(Data entries for graphics)
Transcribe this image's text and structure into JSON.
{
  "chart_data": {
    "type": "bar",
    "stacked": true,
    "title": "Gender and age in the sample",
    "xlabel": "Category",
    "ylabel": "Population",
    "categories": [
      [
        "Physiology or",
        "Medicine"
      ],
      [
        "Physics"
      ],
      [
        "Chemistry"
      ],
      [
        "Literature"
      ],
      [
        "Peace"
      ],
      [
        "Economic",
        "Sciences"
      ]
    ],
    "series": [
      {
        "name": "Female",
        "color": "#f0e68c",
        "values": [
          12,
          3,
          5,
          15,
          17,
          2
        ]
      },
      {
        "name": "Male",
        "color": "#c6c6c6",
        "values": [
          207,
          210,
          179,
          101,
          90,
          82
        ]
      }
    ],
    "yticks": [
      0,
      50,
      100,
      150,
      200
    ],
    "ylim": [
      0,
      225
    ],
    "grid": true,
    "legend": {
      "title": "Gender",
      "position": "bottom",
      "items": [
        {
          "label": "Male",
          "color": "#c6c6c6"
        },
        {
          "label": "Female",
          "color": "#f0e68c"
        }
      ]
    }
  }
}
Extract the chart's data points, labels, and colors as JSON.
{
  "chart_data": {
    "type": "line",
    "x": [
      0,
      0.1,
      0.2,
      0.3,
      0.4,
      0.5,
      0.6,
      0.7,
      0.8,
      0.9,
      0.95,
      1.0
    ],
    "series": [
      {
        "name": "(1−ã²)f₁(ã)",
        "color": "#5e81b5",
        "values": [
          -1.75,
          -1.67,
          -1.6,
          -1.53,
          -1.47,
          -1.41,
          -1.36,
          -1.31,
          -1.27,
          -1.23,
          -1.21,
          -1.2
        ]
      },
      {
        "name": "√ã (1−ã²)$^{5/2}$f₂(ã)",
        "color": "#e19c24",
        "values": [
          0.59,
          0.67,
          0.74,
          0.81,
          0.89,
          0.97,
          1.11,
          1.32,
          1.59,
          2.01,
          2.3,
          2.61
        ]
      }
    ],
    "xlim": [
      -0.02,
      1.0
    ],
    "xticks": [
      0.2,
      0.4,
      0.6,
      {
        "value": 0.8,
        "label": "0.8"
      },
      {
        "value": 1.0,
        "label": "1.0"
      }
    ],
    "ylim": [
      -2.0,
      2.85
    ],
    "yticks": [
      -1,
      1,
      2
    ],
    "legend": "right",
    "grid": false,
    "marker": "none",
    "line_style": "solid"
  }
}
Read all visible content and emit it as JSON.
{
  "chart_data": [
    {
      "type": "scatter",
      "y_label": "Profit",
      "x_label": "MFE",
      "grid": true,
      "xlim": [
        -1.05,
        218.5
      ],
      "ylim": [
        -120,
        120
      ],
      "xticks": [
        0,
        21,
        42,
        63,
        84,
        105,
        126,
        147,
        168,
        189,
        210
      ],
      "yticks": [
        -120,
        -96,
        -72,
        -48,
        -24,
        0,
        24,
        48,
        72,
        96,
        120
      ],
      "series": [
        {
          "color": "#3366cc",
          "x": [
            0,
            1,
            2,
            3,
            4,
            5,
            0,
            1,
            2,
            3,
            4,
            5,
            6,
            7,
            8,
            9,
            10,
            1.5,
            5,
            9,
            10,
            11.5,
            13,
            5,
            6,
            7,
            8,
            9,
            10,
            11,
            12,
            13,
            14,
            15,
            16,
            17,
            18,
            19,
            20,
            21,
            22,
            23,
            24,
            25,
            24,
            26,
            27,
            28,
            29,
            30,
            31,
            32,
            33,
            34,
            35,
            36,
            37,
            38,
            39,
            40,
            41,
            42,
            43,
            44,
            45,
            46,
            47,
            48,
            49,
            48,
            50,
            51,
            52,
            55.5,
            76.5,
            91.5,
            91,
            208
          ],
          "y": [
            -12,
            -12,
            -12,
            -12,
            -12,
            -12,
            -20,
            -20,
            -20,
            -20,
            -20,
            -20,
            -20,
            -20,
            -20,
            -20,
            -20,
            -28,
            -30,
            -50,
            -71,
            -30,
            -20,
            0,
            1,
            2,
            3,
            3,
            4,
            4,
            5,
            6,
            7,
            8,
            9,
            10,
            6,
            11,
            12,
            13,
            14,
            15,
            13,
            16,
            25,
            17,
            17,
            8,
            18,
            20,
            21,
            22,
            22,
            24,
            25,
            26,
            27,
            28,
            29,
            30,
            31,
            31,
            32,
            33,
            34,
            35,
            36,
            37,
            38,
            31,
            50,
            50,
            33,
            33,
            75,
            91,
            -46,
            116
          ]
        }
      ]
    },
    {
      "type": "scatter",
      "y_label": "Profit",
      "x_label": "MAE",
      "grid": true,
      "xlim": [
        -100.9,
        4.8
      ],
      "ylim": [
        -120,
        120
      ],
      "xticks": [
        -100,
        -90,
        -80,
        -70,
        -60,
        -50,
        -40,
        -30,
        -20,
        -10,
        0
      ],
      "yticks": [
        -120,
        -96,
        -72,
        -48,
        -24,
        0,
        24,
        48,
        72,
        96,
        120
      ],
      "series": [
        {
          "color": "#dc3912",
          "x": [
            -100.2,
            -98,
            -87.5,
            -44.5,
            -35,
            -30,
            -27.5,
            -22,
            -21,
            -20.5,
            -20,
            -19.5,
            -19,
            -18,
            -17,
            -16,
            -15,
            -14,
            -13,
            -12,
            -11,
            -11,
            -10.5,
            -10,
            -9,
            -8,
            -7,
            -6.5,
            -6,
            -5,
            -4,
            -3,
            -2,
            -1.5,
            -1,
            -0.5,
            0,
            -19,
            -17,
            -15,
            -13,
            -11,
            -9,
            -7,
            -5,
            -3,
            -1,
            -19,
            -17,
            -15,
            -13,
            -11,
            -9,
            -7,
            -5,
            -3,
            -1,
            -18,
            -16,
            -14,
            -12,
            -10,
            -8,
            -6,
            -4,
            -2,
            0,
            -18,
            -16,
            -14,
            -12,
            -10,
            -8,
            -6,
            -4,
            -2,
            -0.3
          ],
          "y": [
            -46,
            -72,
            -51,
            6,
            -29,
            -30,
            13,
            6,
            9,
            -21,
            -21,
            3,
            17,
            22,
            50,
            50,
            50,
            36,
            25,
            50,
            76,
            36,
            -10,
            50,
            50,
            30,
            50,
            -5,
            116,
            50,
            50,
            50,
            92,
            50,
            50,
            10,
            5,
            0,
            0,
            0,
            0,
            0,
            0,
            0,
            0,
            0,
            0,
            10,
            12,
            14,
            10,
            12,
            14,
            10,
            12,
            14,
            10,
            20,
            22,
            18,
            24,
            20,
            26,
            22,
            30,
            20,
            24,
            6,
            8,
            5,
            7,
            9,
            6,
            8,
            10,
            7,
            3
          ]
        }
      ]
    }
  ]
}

__What you need to do__
Repeat all of the entries exactly.

__Task response__
Transcribe this image's text and structure into JSON.
{
  "chart_data": {
    "type": "bar",
    "stacked": true,
    "title": "Gender and age in the sample",
    "xlabel": "Category",
    "ylabel": "Population",
    "categories": [
      [
        "Physiology or",
        "Medicine"
      ],
      [
        "Physics"
      ],
      [
        "Chemistry"
      ],
      [
        "Literature"
      ],
      [
        "Peace"
      ],
      [
        "Economic",
        "Sciences"
      ]
    ],
    "series": [
      {
        "name": "Female",
        "color": "#f0e68c",
        "values": [
          12,
          3,
          5,
          15,
          17,
          2
        ]
      },
      {
        "name": "Male",
        "color": "#c6c6c6",
        "values": [
          207,
          210,
          179,
          101,
          90,
          82
        ]
      }
    ],
    "yticks": [
      0,
      50,
      100,
      150,
      200
    ],
    "ylim": [
      0,
      225
    ],
    "grid": true,
    "legend": {
      "title": "Gender",
      "position": "bottom",
      "items": [
        {
          "label": "Male",
          "color": "#c6c6c6"
        },
        {
          "label": "Female",
          "color": "#f0e68c"
        }
      ]
    }
  }
}
Extract the chart's data points, labels, and colors as JSON.
{
  "chart_data": {
    "type": "line",
    "x": [
      0,
      0.1,
      0.2,
      0.3,
      0.4,
      0.5,
      0.6,
      0.7,
      0.8,
      0.9,
      0.95,
      1.0
    ],
    "series": [
      {
        "name": "(1−ã²)f₁(ã)",
        "color": "#5e81b5",
        "values": [
          -1.75,
          -1.67,
          -1.6,
          -1.53,
          -1.47,
          -1.41,
          -1.36,
          -1.31,
          -1.27,
          -1.23,
          -1.21,
          -1.2
        ]
      },
      {
        "name": "√ã (1−ã²)$^{5/2}$f₂(ã)",
        "color": "#e19c24",
        "values": [
          0.59,
          0.67,
          0.74,
          0.81,
          0.89,
          0.97,
          1.11,
          1.32,
          1.59,
          2.01,
          2.3,
          2.61
        ]
      }
    ],
    "xlim": [
      -0.02,
      1.0
    ],
    "xticks": [
      0.2,
      0.4,
      0.6,
      {
        "value": 0.8,
        "label": "0.8"
      },
      {
        "value": 1.0,
        "label": "1.0"
      }
    ],
    "ylim": [
      -2.0,
      2.85
    ],
    "yticks": [
      -1,
      1,
      2
    ],
    "legend": "right",
    "grid": false,
    "marker": "none",
    "line_style": "solid"
  }
}
Read all visible content and emit it as JSON.
{
  "chart_data": [
    {
      "type": "scatter",
      "y_label": "Profit",
      "x_label": "MFE",
      "grid": true,
      "xlim": [
        -1.05,
        218.5
      ],
      "ylim": [
        -120,
        120
      ],
      "xticks": [
        0,
        21,
        42,
        63,
        84,
        105,
        126,
        147,
        168,
        189,
        210
      ],
      "yticks": [
        -120,
        -96,
        -72,
        -48,
        -24,
        0,
        24,
        48,
        72,
        96,
        120
      ],
      "series": [
        {
          "color": "#3366cc",
          "x": [
            0,
            1,
            2,
            3,
            4,
            5,
            0,
            1,
            2,
            3,
            4,
            5,
            6,
            7,
            8,
            9,
            10,
            1.5,
            5,
            9,
            10,
            11.5,
            13,
            5,
            6,
            7,
            8,
            9,
            10,
            11,
            12,
            13,
            14,
            15,
            16,
            17,
            18,
            19,
            20,
            21,
            22,
            23,
            24,
            25,
            24,
            26,
            27,
            28,
            29,
            30,
            31,
            32,
            33,
            34,
            35,
            36,
            37,
            38,
            39,
            40,
            41,
            42,
            43,
            44,
            45,
            46,
            47,
            48,
            49,
            48,
            50,
            51,
            52,
            55.5,
            76.5,
            91.5,
            91,
            208
          ],
          "y": [
            -12,
            -12,
            -12,
            -12,
            -12,
            -12,
            -20,
            -20,
            -20,
            -20,
            -20,
            -20,
            -20,
            -20,
            -20,
            -20,
            -20,
            -28,
            -30,
            -50,
            -71,
            -30,
            -20,
            0,
            1,
            2,
            3,
            3,
            4,
            4,
            5,
            6,
            7,
            8,
            9,
            10,
            6,
            11,
            12,
            13,
            14,
            15,
            13,
            16,
            25,
            17,
            17,
            8,
            18,
            20,
            21,
            22,
            22,
            24,
            25,
            26,
            27,
            28,
            29,
            30,
            31,
            31,
            32,
            33,
            34,
            35,
            36,
            37,
            38,
            31,
            50,
            50,
            33,
            33,
            75,
            91,
            -46,
            116
          ]
        }
      ]
    },
    {
      "type": "scatter",
      "y_label": "Profit",
      "x_label": "MAE",
      "grid": true,
      "xlim": [
        -100.9,
        4.8
      ],
      "ylim": [
        -120,
        120
      ],
      "xticks": [
        -100,
        -90,
        -80,
        -70,
        -60,
        -50,
        -40,
        -30,
        -20,
        -10,
        0
      ],
      "yticks": [
        -120,
        -96,
        -72,
        -48,
        -24,
        0,
        24,
        48,
        72,
        96,
        120
      ],
      "series": [
        {
          "color": "#dc3912",
          "x": [
            -100.2,
            -98,
            -87.5,
            -44.5,
            -35,
            -30,
            -27.5,
            -22,
            -21,
            -20.5,
            -20,
            -19.5,
            -19,
            -18,
            -17,
            -16,
            -15,
            -14,
            -13,
            -12,
            -11,
            -11,
            -10.5,
            -10,
            -9,
            -8,
            -7,
            -6.5,
            -6,
            -5,
            -4,
            -3,
            -2,
            -1.5,
            -1,
            -0.5,
            0,
            -19,
            -17,
            -15,
            -13,
            -11,
            -9,
            -7,
            -5,
            -3,
            -1,
            -19,
            -17,
            -15,
            -13,
            -11,
            -9,
            -7,
            -5,
            -3,
            -1,
            -18,
            -16,
            -14,
            -12,
            -10,
            -8,
            -6,
            -4,
            -2,
            0,
            -18,
            -16,
            -14,
            -12,
            -10,
            -8,
            -6,
            -4,
            -2,
            -0.3
          ],
          "y": [
            -46,
            -72,
            -51,
            6,
            -29,
            -30,
            13,
            6,
            9,
            -21,
            -21,
            3,
            17,
            22,
            50,
            50,
            50,
            36,
            25,
            50,
            76,
            36,
            -10,
            50,
            50,
            30,
            50,
            -5,
            116,
            50,
            50,
            50,
            92,
            50,
            50,
            10,
            5,
            0,
            0,
            0,
            0,
            0,
            0,
            0,
            0,
            0,
            0,
            10,
            12,
            14,
            10,
            12,
            14,
            10,
            12,
            14,
            10,
            20,
            22,
            18,
            24,
            20,
            26,
            22,
            30,
            20,
            24,
            6,
            8,
            5,
            7,
            9,
            6,
            8,
            10,
            7,
            3
          ]
        }
      ]
    }
  ]
}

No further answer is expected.